▸ **Exercise prompt**
Find the word "screenshot" in the records below. List each line containing it.

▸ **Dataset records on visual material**
★ ★ ★ ★ ★ ★ ★

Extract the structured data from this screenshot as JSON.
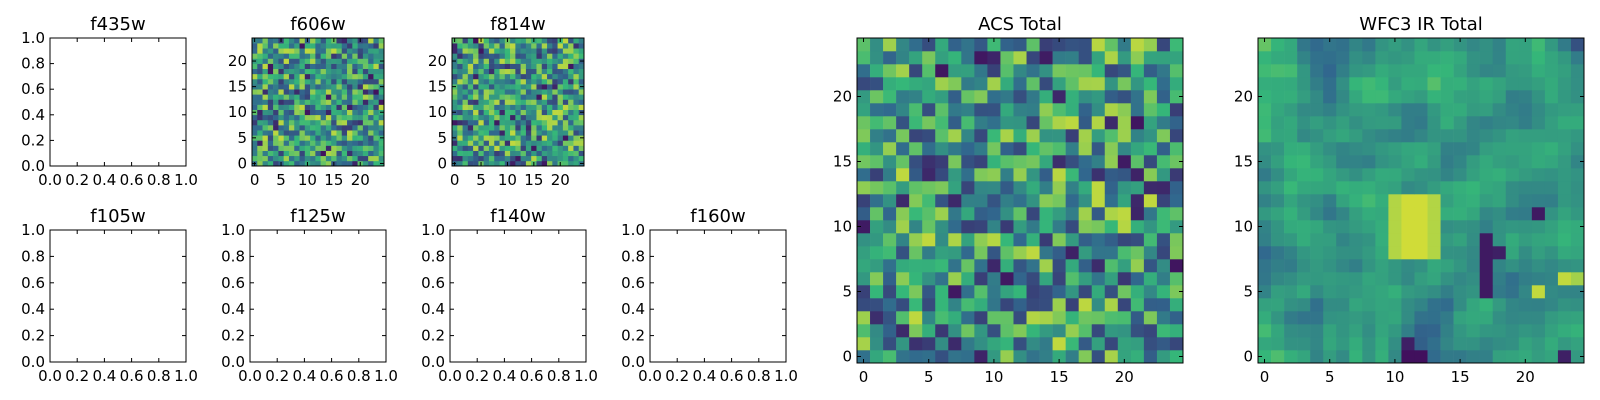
{
  "colormap": [
    "#440154",
    "#31688e",
    "#35b779",
    "#fde725"
  ],
  "chart_data": [
    {
      "id": "f435w",
      "type": "heatmap",
      "title": "f435w",
      "empty": true,
      "xlim": [
        0,
        1
      ],
      "ylim": [
        0,
        1
      ],
      "xticks": [
        "0.0",
        "0.2",
        "0.4",
        "0.6",
        "0.8",
        "1.0"
      ],
      "yticks": [
        "0.0",
        "0.2",
        "0.4",
        "0.6",
        "0.8",
        "1.0"
      ]
    },
    {
      "id": "f606w",
      "type": "heatmap",
      "title": "f606w",
      "empty": false,
      "grid_size": 25,
      "seed": 3,
      "xlim": [
        -0.5,
        24.5
      ],
      "ylim": [
        -0.5,
        24.5
      ],
      "xticks": [
        "0",
        "5",
        "10",
        "15",
        "20"
      ],
      "yticks": [
        "0",
        "5",
        "10",
        "15",
        "20"
      ]
    },
    {
      "id": "f814w",
      "type": "heatmap",
      "title": "f814w",
      "empty": false,
      "grid_size": 25,
      "seed": 11,
      "xlim": [
        -0.5,
        24.5
      ],
      "ylim": [
        -0.5,
        24.5
      ],
      "xticks": [
        "0",
        "5",
        "10",
        "15",
        "20"
      ],
      "yticks": [
        "0",
        "5",
        "10",
        "15",
        "20"
      ]
    },
    {
      "id": "f105w",
      "type": "heatmap",
      "title": "f105w",
      "empty": true,
      "xlim": [
        0,
        1
      ],
      "ylim": [
        0,
        1
      ],
      "xticks": [
        "0.0",
        "0.2",
        "0.4",
        "0.6",
        "0.8",
        "1.0"
      ],
      "yticks": [
        "0.0",
        "0.2",
        "0.4",
        "0.6",
        "0.8",
        "1.0"
      ]
    },
    {
      "id": "f125w",
      "type": "heatmap",
      "title": "f125w",
      "empty": true,
      "xlim": [
        0,
        1
      ],
      "ylim": [
        0,
        1
      ],
      "xticks": [
        "0.0",
        "0.2",
        "0.4",
        "0.6",
        "0.8",
        "1.0"
      ],
      "yticks": [
        "0.0",
        "0.2",
        "0.4",
        "0.6",
        "0.8",
        "1.0"
      ]
    },
    {
      "id": "f140w",
      "type": "heatmap",
      "title": "f140w",
      "empty": true,
      "xlim": [
        0,
        1
      ],
      "ylim": [
        0,
        1
      ],
      "xticks": [
        "0.0",
        "0.2",
        "0.4",
        "0.6",
        "0.8",
        "1.0"
      ],
      "yticks": [
        "0.0",
        "0.2",
        "0.4",
        "0.6",
        "0.8",
        "1.0"
      ]
    },
    {
      "id": "f160w",
      "type": "heatmap",
      "title": "f160w",
      "empty": true,
      "xlim": [
        0,
        1
      ],
      "ylim": [
        0,
        1
      ],
      "xticks": [
        "0.0",
        "0.2",
        "0.4",
        "0.6",
        "0.8",
        "1.0"
      ],
      "yticks": [
        "0.0",
        "0.2",
        "0.4",
        "0.6",
        "0.8",
        "1.0"
      ]
    },
    {
      "id": "acs",
      "type": "heatmap",
      "title": "ACS Total",
      "empty": false,
      "grid_size": 25,
      "seed": 23,
      "xlim": [
        -0.5,
        24.5
      ],
      "ylim": [
        -0.5,
        24.5
      ],
      "xticks": [
        "0",
        "5",
        "10",
        "15",
        "20"
      ],
      "yticks": [
        "0",
        "5",
        "10",
        "15",
        "20"
      ]
    },
    {
      "id": "wfc3",
      "type": "heatmap",
      "title": "WFC3 IR Total",
      "empty": false,
      "grid_size": 25,
      "seed": 41,
      "smooth": true,
      "xlim": [
        -0.5,
        24.5
      ],
      "ylim": [
        -0.5,
        24.5
      ],
      "xticks": [
        "0",
        "5",
        "10",
        "15",
        "20"
      ],
      "yticks": [
        "0",
        "5",
        "10",
        "15",
        "20"
      ]
    }
  ]
}
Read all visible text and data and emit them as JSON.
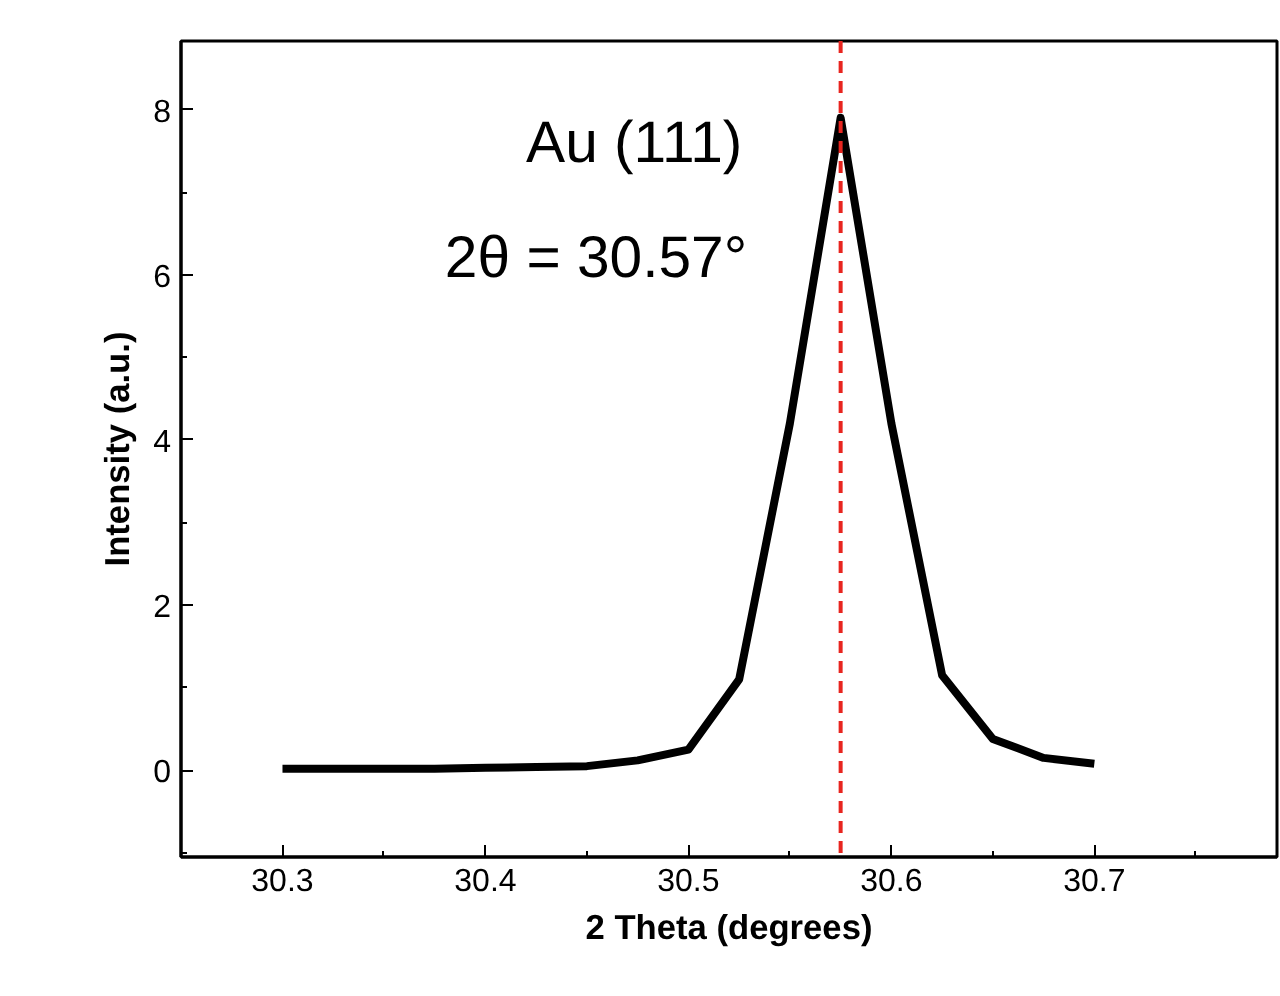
{
  "chart_data": {
    "type": "line",
    "xlabel": "2 Theta (degrees)",
    "ylabel": "Intensity (a.u.)",
    "x": [
      30.3,
      30.325,
      30.35,
      30.375,
      30.4,
      30.425,
      30.45,
      30.475,
      30.5,
      30.525,
      30.55,
      30.575,
      30.6,
      30.625,
      30.65,
      30.675,
      30.7
    ],
    "series": [
      {
        "color": "#000000",
        "values": [
          0.02,
          0.02,
          0.02,
          0.02,
          0.03,
          0.04,
          0.05,
          0.12,
          0.25,
          1.1,
          4.2,
          7.9,
          4.2,
          1.15,
          0.38,
          0.15,
          0.08
        ]
      }
    ],
    "xlim": [
      30.25,
      30.79
    ],
    "xticks": [
      30.3,
      30.4,
      30.5,
      30.6,
      30.7
    ],
    "ylim": [
      -1.05,
      8.83
    ],
    "yticks": [
      0,
      2,
      4,
      6,
      8
    ],
    "ref_lines": [
      {
        "axis": "x",
        "value": 30.575,
        "color": "#e8251f",
        "line_style": "dashed"
      }
    ],
    "annotations": [
      "Au (111)",
      "2θ = 30.57°"
    ],
    "grid": false,
    "marker": "none",
    "line_style": "solid"
  }
}
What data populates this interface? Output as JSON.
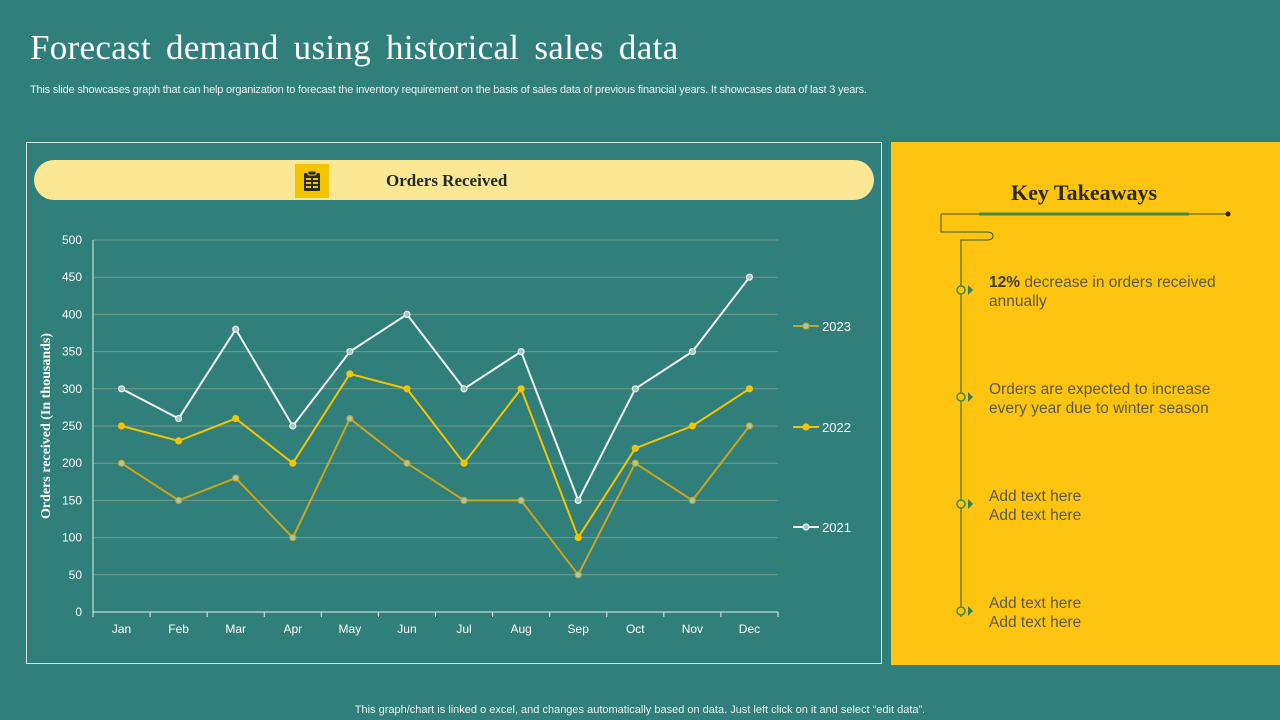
{
  "title": "Forecast demand using historical sales data",
  "subtitle": "This slide showcases graph that can help organization to forecast the inventory requirement on the basis of sales data of previous financial years. It showcases data of last 3 years.",
  "footer": "This graph/chart is linked o excel, and changes automatically based on data. Just left click on it and select “edit data”.",
  "chart_header": {
    "label": "Orders Received",
    "icon": "clipboard-icon"
  },
  "chart_data": {
    "type": "line",
    "title": "Orders Received",
    "xlabel": "",
    "ylabel": "Orders received (In thousands)",
    "ylim": [
      0,
      500
    ],
    "yticks": [
      0,
      50,
      100,
      150,
      200,
      250,
      300,
      350,
      400,
      450,
      500
    ],
    "grid": true,
    "legend_position": "right",
    "categories": [
      "Jan",
      "Feb",
      "Mar",
      "Apr",
      "May",
      "Jun",
      "Jul",
      "Aug",
      "Sep",
      "Oct",
      "Nov",
      "Dec"
    ],
    "series": [
      {
        "name": "2023",
        "color": "#c9a61a",
        "values": [
          200,
          150,
          180,
          100,
          260,
          200,
          150,
          150,
          50,
          200,
          150,
          250
        ]
      },
      {
        "name": "2022",
        "color": "#f5c400",
        "values": [
          250,
          230,
          260,
          200,
          320,
          300,
          200,
          300,
          100,
          220,
          250,
          300
        ]
      },
      {
        "name": "2021",
        "color": "#f2f2f2",
        "values": [
          300,
          260,
          380,
          250,
          350,
          400,
          300,
          350,
          150,
          300,
          350,
          450
        ]
      }
    ]
  },
  "takeaways": {
    "title": "Key Takeaways",
    "items": [
      {
        "bold": "12%",
        "text": " decrease in orders received annually"
      },
      {
        "bold": "",
        "text": "Orders are expected to increase every year due to winter season"
      },
      {
        "bold": "",
        "text": "Add text here Add text here"
      },
      {
        "bold": "",
        "text": "Add text here Add text here"
      }
    ]
  },
  "colors": {
    "background": "#317f7b",
    "accent_yellow": "#fec40f",
    "header_pill": "#fbe794"
  }
}
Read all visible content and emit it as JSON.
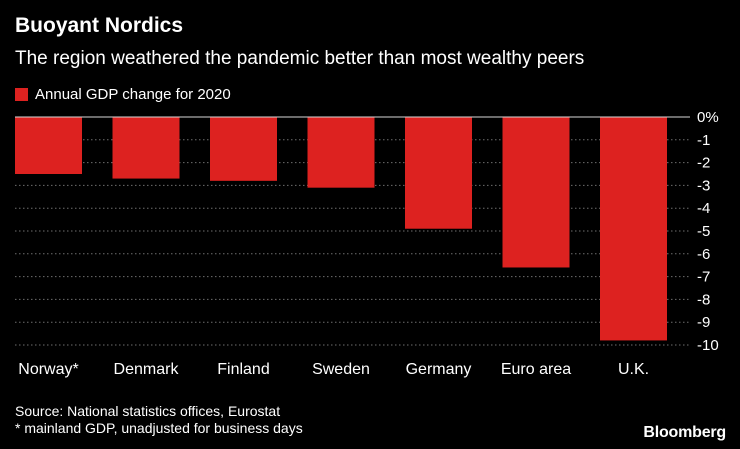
{
  "header": {
    "title": "Buoyant Nordics",
    "subtitle": "The region weathered the pandemic better than most wealthy peers"
  },
  "legend": {
    "label": "Annual GDP change for 2020",
    "color": "#dd2220"
  },
  "footer": {
    "source": "Source: National statistics offices, Eurostat",
    "footnote": "* mainland GDP, unadjusted for business days",
    "brand": "Bloomberg"
  },
  "colors": {
    "bar": "#dd2220",
    "grid": "#6e6e6e",
    "background": "#000000",
    "text": "#ffffff"
  },
  "chart_data": {
    "type": "bar",
    "categories": [
      "Norway*",
      "Denmark",
      "Finland",
      "Sweden",
      "Germany",
      "Euro area",
      "U.K."
    ],
    "series": [
      {
        "name": "Annual GDP change for 2020",
        "values": [
          -2.5,
          -2.7,
          -2.8,
          -3.1,
          -4.9,
          -6.6,
          -9.8
        ]
      }
    ],
    "ylim": [
      -10,
      0
    ],
    "yticks": [
      0,
      -1,
      -2,
      -3,
      -4,
      -5,
      -6,
      -7,
      -8,
      -9,
      -10
    ],
    "ytick_labels": [
      "0%",
      "-1",
      "-2",
      "-3",
      "-4",
      "-5",
      "-6",
      "-7",
      "-8",
      "-9",
      "-10"
    ],
    "grid": true,
    "y_axis_side": "right",
    "legend_position": "top-left"
  }
}
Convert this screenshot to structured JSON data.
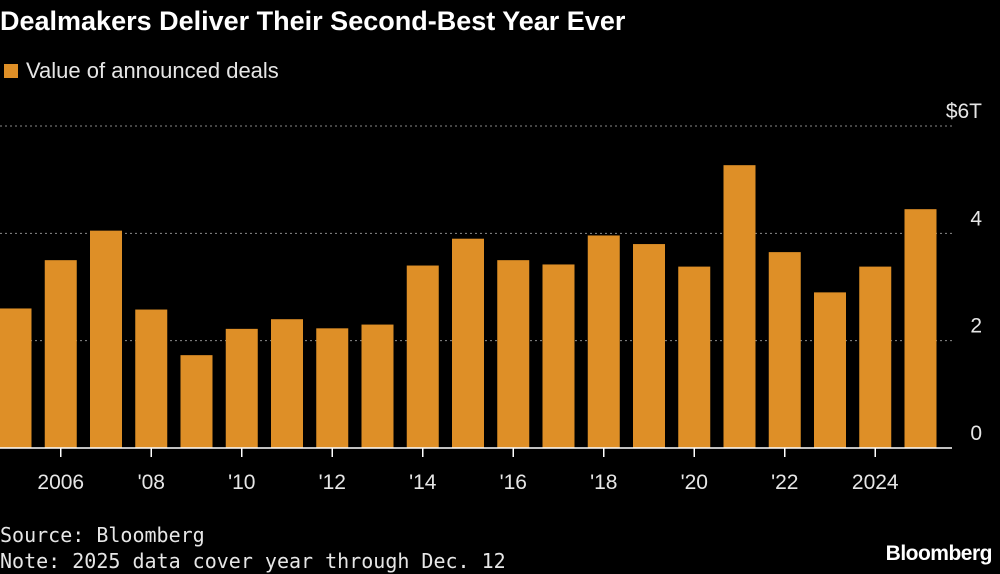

★ ★ ★ ★ ★ ★ ★

▸ **Solution to the exercise**
Extract the structured data from this screenshot as JSON.
Convert this screenshot to structured JSON data.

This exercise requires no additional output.